*Data section:*
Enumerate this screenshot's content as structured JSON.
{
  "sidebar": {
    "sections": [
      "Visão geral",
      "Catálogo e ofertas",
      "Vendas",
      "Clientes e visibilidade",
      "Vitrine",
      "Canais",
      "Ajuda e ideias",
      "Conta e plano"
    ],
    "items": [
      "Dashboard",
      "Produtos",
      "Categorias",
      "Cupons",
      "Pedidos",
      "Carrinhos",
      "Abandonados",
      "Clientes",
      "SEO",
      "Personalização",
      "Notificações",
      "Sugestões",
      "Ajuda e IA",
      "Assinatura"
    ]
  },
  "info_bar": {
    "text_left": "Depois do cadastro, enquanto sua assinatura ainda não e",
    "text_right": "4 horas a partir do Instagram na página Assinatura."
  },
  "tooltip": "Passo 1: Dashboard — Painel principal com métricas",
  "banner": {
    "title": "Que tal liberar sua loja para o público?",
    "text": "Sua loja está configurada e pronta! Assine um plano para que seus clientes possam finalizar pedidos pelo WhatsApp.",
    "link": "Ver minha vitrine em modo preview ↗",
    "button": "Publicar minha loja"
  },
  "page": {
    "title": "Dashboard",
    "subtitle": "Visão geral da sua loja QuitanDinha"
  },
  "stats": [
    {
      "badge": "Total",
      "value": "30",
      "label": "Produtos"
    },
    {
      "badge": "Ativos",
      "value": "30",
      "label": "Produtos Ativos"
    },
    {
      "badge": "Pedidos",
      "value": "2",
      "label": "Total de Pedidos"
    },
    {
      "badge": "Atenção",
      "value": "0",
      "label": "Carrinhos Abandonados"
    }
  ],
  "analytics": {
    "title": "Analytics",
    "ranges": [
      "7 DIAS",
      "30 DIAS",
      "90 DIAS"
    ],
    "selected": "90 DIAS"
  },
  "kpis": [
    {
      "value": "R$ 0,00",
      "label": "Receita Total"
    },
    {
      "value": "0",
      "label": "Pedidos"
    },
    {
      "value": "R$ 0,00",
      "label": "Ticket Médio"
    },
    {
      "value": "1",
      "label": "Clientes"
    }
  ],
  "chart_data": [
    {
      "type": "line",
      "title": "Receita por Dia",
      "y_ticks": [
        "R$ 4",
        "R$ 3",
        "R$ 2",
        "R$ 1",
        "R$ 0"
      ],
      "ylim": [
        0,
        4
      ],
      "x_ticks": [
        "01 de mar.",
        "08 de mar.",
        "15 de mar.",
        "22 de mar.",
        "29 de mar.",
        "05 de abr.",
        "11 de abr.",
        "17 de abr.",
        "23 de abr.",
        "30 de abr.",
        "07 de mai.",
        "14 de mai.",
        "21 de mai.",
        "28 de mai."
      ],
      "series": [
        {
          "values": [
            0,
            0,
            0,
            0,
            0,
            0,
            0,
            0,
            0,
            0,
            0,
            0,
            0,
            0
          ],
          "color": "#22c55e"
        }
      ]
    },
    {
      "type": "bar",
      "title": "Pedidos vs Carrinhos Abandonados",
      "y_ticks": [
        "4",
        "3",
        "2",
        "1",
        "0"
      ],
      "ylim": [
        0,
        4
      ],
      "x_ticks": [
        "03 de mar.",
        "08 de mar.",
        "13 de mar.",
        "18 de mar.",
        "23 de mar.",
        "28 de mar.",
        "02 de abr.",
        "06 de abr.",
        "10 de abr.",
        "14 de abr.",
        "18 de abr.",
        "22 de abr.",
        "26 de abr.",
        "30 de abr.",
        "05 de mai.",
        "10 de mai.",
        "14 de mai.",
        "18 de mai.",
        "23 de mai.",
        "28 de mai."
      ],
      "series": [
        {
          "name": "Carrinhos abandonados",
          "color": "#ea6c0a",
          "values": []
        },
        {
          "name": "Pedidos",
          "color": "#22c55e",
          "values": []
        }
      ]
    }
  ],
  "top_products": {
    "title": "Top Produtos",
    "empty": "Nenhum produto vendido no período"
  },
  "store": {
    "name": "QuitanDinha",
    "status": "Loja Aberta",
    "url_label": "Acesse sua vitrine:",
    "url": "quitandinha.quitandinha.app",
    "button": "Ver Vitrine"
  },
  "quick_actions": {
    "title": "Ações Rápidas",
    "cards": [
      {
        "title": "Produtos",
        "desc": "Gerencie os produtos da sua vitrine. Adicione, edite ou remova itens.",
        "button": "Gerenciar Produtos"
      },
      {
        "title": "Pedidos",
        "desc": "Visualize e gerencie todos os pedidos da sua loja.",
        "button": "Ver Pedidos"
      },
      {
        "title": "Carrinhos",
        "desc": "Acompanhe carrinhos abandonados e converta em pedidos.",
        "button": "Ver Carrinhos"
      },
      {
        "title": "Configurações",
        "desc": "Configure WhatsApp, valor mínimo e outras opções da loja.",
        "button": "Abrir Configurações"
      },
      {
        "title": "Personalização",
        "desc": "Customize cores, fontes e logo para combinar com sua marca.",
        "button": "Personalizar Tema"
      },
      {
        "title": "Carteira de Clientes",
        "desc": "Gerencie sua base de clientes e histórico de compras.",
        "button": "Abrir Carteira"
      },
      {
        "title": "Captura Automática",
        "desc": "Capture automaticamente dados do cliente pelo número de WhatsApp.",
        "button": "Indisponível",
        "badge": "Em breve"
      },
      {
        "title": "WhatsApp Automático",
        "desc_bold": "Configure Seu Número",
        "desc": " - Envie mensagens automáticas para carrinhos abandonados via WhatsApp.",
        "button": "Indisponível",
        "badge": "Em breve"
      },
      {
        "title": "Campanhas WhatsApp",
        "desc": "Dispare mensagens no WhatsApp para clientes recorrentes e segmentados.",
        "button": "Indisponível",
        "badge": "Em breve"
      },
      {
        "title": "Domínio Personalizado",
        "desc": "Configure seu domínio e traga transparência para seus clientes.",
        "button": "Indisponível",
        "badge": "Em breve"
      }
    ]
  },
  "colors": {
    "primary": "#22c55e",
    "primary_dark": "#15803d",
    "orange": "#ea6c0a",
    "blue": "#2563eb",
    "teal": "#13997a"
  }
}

*Work to complete:*
Write the whole listing out again. Keep every line exactly as it is.

*Reply:*
Enumerate this screenshot's content as structured JSON.
{
  "sidebar": {
    "sections": [
      "Visão geral",
      "Catálogo e ofertas",
      "Vendas",
      "Clientes e visibilidade",
      "Vitrine",
      "Canais",
      "Ajuda e ideias",
      "Conta e plano"
    ],
    "items": [
      "Dashboard",
      "Produtos",
      "Categorias",
      "Cupons",
      "Pedidos",
      "Carrinhos",
      "Abandonados",
      "Clientes",
      "SEO",
      "Personalização",
      "Notificações",
      "Sugestões",
      "Ajuda e IA",
      "Assinatura"
    ]
  },
  "info_bar": {
    "text_left": "Depois do cadastro, enquanto sua assinatura ainda não e",
    "text_right": "4 horas a partir do Instagram na página Assinatura."
  },
  "tooltip": "Passo 1: Dashboard — Painel principal com métricas",
  "banner": {
    "title": "Que tal liberar sua loja para o público?",
    "text": "Sua loja está configurada e pronta! Assine um plano para que seus clientes possam finalizar pedidos pelo WhatsApp.",
    "link": "Ver minha vitrine em modo preview ↗",
    "button": "Publicar minha loja"
  },
  "page": {
    "title": "Dashboard",
    "subtitle": "Visão geral da sua loja QuitanDinha"
  },
  "stats": [
    {
      "badge": "Total",
      "value": "30",
      "label": "Produtos"
    },
    {
      "badge": "Ativos",
      "value": "30",
      "label": "Produtos Ativos"
    },
    {
      "badge": "Pedidos",
      "value": "2",
      "label": "Total de Pedidos"
    },
    {
      "badge": "Atenção",
      "value": "0",
      "label": "Carrinhos Abandonados"
    }
  ],
  "analytics": {
    "title": "Analytics",
    "ranges": [
      "7 DIAS",
      "30 DIAS",
      "90 DIAS"
    ],
    "selected": "90 DIAS"
  },
  "kpis": [
    {
      "value": "R$ 0,00",
      "label": "Receita Total"
    },
    {
      "value": "0",
      "label": "Pedidos"
    },
    {
      "value": "R$ 0,00",
      "label": "Ticket Médio"
    },
    {
      "value": "1",
      "label": "Clientes"
    }
  ],
  "chart_data": [
    {
      "type": "line",
      "title": "Receita por Dia",
      "y_ticks": [
        "R$ 4",
        "R$ 3",
        "R$ 2",
        "R$ 1",
        "R$ 0"
      ],
      "ylim": [
        0,
        4
      ],
      "x_ticks": [
        "01 de mar.",
        "08 de mar.",
        "15 de mar.",
        "22 de mar.",
        "29 de mar.",
        "05 de abr.",
        "11 de abr.",
        "17 de abr.",
        "23 de abr.",
        "30 de abr.",
        "07 de mai.",
        "14 de mai.",
        "21 de mai.",
        "28 de mai."
      ],
      "series": [
        {
          "values": [
            0,
            0,
            0,
            0,
            0,
            0,
            0,
            0,
            0,
            0,
            0,
            0,
            0,
            0
          ],
          "color": "#22c55e"
        }
      ]
    },
    {
      "type": "bar",
      "title": "Pedidos vs Carrinhos Abandonados",
      "y_ticks": [
        "4",
        "3",
        "2",
        "1",
        "0"
      ],
      "ylim": [
        0,
        4
      ],
      "x_ticks": [
        "03 de mar.",
        "08 de mar.",
        "13 de mar.",
        "18 de mar.",
        "23 de mar.",
        "28 de mar.",
        "02 de abr.",
        "06 de abr.",
        "10 de abr.",
        "14 de abr.",
        "18 de abr.",
        "22 de abr.",
        "26 de abr.",
        "30 de abr.",
        "05 de mai.",
        "10 de mai.",
        "14 de mai.",
        "18 de mai.",
        "23 de mai.",
        "28 de mai."
      ],
      "series": [
        {
          "name": "Carrinhos abandonados",
          "color": "#ea6c0a",
          "values": []
        },
        {
          "name": "Pedidos",
          "color": "#22c55e",
          "values": []
        }
      ]
    }
  ],
  "top_products": {
    "title": "Top Produtos",
    "empty": "Nenhum produto vendido no período"
  },
  "store": {
    "name": "QuitanDinha",
    "status": "Loja Aberta",
    "url_label": "Acesse sua vitrine:",
    "url": "quitandinha.quitandinha.app",
    "button": "Ver Vitrine"
  },
  "quick_actions": {
    "title": "Ações Rápidas",
    "cards": [
      {
        "title": "Produtos",
        "desc": "Gerencie os produtos da sua vitrine. Adicione, edite ou remova itens.",
        "button": "Gerenciar Produtos"
      },
      {
        "title": "Pedidos",
        "desc": "Visualize e gerencie todos os pedidos da sua loja.",
        "button": "Ver Pedidos"
      },
      {
        "title": "Carrinhos",
        "desc": "Acompanhe carrinhos abandonados e converta em pedidos.",
        "button": "Ver Carrinhos"
      },
      {
        "title": "Configurações",
        "desc": "Configure WhatsApp, valor mínimo e outras opções da loja.",
        "button": "Abrir Configurações"
      },
      {
        "title": "Personalização",
        "desc": "Customize cores, fontes e logo para combinar com sua marca.",
        "button": "Personalizar Tema"
      },
      {
        "title": "Carteira de Clientes",
        "desc": "Gerencie sua base de clientes e histórico de compras.",
        "button": "Abrir Carteira"
      },
      {
        "title": "Captura Automática",
        "desc": "Capture automaticamente dados do cliente pelo número de WhatsApp.",
        "button": "Indisponível",
        "badge": "Em breve"
      },
      {
        "title": "WhatsApp Automático",
        "desc_bold": "Configure Seu Número",
        "desc": " - Envie mensagens automáticas para carrinhos abandonados via WhatsApp.",
        "button": "Indisponível",
        "badge": "Em breve"
      },
      {
        "title": "Campanhas WhatsApp",
        "desc": "Dispare mensagens no WhatsApp para clientes recorrentes e segmentados.",
        "button": "Indisponível",
        "badge": "Em breve"
      },
      {
        "title": "Domínio Personalizado",
        "desc": "Configure seu domínio e traga transparência para seus clientes.",
        "button": "Indisponível",
        "badge": "Em breve"
      }
    ]
  },
  "colors": {
    "primary": "#22c55e",
    "primary_dark": "#15803d",
    "orange": "#ea6c0a",
    "blue": "#2563eb",
    "teal": "#13997a"
  }
}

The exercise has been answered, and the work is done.